[Collected data entries]
+--
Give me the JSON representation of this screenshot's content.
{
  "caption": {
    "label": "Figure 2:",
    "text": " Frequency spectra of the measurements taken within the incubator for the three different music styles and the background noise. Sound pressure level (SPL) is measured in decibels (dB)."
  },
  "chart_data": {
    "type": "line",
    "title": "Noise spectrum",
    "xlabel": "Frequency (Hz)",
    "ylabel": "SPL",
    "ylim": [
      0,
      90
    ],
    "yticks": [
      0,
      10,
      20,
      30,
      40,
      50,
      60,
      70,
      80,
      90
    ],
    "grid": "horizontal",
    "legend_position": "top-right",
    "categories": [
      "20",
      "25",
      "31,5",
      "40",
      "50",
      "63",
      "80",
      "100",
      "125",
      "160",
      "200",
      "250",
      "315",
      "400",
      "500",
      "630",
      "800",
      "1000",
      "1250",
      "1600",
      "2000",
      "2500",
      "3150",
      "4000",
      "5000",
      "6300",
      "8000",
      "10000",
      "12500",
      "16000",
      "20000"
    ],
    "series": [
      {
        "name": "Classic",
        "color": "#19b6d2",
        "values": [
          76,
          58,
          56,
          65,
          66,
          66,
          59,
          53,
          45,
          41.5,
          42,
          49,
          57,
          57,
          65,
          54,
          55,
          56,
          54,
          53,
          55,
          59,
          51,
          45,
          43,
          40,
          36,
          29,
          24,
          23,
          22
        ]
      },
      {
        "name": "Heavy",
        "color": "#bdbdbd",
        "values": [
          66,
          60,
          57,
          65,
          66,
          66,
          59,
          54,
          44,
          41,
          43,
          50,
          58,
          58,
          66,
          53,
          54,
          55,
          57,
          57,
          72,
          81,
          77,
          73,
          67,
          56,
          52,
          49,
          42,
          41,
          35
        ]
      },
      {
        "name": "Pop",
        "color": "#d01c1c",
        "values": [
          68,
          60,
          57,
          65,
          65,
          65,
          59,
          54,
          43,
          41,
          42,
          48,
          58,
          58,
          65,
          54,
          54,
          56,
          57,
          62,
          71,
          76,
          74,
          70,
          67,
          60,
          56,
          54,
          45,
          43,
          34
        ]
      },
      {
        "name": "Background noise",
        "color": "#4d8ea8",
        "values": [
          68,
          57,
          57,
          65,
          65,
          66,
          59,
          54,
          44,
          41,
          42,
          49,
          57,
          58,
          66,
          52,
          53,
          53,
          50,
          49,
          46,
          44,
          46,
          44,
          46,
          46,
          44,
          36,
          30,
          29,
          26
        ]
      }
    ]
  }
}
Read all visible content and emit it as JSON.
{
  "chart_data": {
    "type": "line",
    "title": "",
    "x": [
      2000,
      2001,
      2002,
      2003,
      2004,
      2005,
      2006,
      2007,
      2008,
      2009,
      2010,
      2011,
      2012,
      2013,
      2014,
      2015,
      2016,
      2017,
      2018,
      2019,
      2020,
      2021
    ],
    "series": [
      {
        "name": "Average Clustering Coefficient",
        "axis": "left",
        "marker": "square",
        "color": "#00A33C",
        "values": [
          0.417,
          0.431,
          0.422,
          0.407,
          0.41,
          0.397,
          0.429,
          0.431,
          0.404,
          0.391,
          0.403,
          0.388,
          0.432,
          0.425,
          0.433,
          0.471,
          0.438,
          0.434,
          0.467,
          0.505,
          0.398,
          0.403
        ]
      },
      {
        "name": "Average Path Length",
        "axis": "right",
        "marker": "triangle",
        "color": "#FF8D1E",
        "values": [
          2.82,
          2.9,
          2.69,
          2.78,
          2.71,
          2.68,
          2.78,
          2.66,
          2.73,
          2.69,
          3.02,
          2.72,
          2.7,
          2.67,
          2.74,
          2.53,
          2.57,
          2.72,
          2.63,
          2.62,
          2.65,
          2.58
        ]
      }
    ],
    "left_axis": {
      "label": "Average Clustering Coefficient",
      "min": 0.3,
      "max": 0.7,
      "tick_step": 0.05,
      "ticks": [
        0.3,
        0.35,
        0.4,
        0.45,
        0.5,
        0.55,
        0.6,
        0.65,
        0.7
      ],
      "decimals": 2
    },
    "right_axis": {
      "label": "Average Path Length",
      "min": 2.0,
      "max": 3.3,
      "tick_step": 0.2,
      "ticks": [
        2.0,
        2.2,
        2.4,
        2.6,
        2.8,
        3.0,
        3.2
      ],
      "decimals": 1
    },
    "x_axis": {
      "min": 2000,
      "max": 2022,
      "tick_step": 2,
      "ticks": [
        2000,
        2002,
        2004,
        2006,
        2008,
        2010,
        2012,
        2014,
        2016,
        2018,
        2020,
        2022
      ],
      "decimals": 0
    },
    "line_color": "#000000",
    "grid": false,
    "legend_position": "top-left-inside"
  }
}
+--
**Written instruction:** Repeat the records above exactly as they appear.

**Response to this task:**
Give me the JSON representation of this screenshot's content.
{
  "caption": {
    "label": "Figure 2:",
    "text": " Frequency spectra of the measurements taken within the incubator for the three different music styles and the background noise. Sound pressure level (SPL) is measured in decibels (dB)."
  },
  "chart_data": {
    "type": "line",
    "title": "Noise spectrum",
    "xlabel": "Frequency (Hz)",
    "ylabel": "SPL",
    "ylim": [
      0,
      90
    ],
    "yticks": [
      0,
      10,
      20,
      30,
      40,
      50,
      60,
      70,
      80,
      90
    ],
    "grid": "horizontal",
    "legend_position": "top-right",
    "categories": [
      "20",
      "25",
      "31,5",
      "40",
      "50",
      "63",
      "80",
      "100",
      "125",
      "160",
      "200",
      "250",
      "315",
      "400",
      "500",
      "630",
      "800",
      "1000",
      "1250",
      "1600",
      "2000",
      "2500",
      "3150",
      "4000",
      "5000",
      "6300",
      "8000",
      "10000",
      "12500",
      "16000",
      "20000"
    ],
    "series": [
      {
        "name": "Classic",
        "color": "#19b6d2",
        "values": [
          76,
          58,
          56,
          65,
          66,
          66,
          59,
          53,
          45,
          41.5,
          42,
          49,
          57,
          57,
          65,
          54,
          55,
          56,
          54,
          53,
          55,
          59,
          51,
          45,
          43,
          40,
          36,
          29,
          24,
          23,
          22
        ]
      },
      {
        "name": "Heavy",
        "color": "#bdbdbd",
        "values": [
          66,
          60,
          57,
          65,
          66,
          66,
          59,
          54,
          44,
          41,
          43,
          50,
          58,
          58,
          66,
          53,
          54,
          55,
          57,
          57,
          72,
          81,
          77,
          73,
          67,
          56,
          52,
          49,
          42,
          41,
          35
        ]
      },
      {
        "name": "Pop",
        "color": "#d01c1c",
        "values": [
          68,
          60,
          57,
          65,
          65,
          65,
          59,
          54,
          43,
          41,
          42,
          48,
          58,
          58,
          65,
          54,
          54,
          56,
          57,
          62,
          71,
          76,
          74,
          70,
          67,
          60,
          56,
          54,
          45,
          43,
          34
        ]
      },
      {
        "name": "Background noise",
        "color": "#4d8ea8",
        "values": [
          68,
          57,
          57,
          65,
          65,
          66,
          59,
          54,
          44,
          41,
          42,
          49,
          57,
          58,
          66,
          52,
          53,
          53,
          50,
          49,
          46,
          44,
          46,
          44,
          46,
          46,
          44,
          36,
          30,
          29,
          26
        ]
      }
    ]
  }
}
Read all visible content and emit it as JSON.
{
  "chart_data": {
    "type": "line",
    "title": "",
    "x": [
      2000,
      2001,
      2002,
      2003,
      2004,
      2005,
      2006,
      2007,
      2008,
      2009,
      2010,
      2011,
      2012,
      2013,
      2014,
      2015,
      2016,
      2017,
      2018,
      2019,
      2020,
      2021
    ],
    "series": [
      {
        "name": "Average Clustering Coefficient",
        "axis": "left",
        "marker": "square",
        "color": "#00A33C",
        "values": [
          0.417,
          0.431,
          0.422,
          0.407,
          0.41,
          0.397,
          0.429,
          0.431,
          0.404,
          0.391,
          0.403,
          0.388,
          0.432,
          0.425,
          0.433,
          0.471,
          0.438,
          0.434,
          0.467,
          0.505,
          0.398,
          0.403
        ]
      },
      {
        "name": "Average Path Length",
        "axis": "right",
        "marker": "triangle",
        "color": "#FF8D1E",
        "values": [
          2.82,
          2.9,
          2.69,
          2.78,
          2.71,
          2.68,
          2.78,
          2.66,
          2.73,
          2.69,
          3.02,
          2.72,
          2.7,
          2.67,
          2.74,
          2.53,
          2.57,
          2.72,
          2.63,
          2.62,
          2.65,
          2.58
        ]
      }
    ],
    "left_axis": {
      "label": "Average Clustering Coefficient",
      "min": 0.3,
      "max": 0.7,
      "tick_step": 0.05,
      "ticks": [
        0.3,
        0.35,
        0.4,
        0.45,
        0.5,
        0.55,
        0.6,
        0.65,
        0.7
      ],
      "decimals": 2
    },
    "right_axis": {
      "label": "Average Path Length",
      "min": 2.0,
      "max": 3.3,
      "tick_step": 0.2,
      "ticks": [
        2.0,
        2.2,
        2.4,
        2.6,
        2.8,
        3.0,
        3.2
      ],
      "decimals": 1
    },
    "x_axis": {
      "min": 2000,
      "max": 2022,
      "tick_step": 2,
      "ticks": [
        2000,
        2002,
        2004,
        2006,
        2008,
        2010,
        2012,
        2014,
        2016,
        2018,
        2020,
        2022
      ],
      "decimals": 0
    },
    "line_color": "#000000",
    "grid": false,
    "legend_position": "top-left-inside"
  }
}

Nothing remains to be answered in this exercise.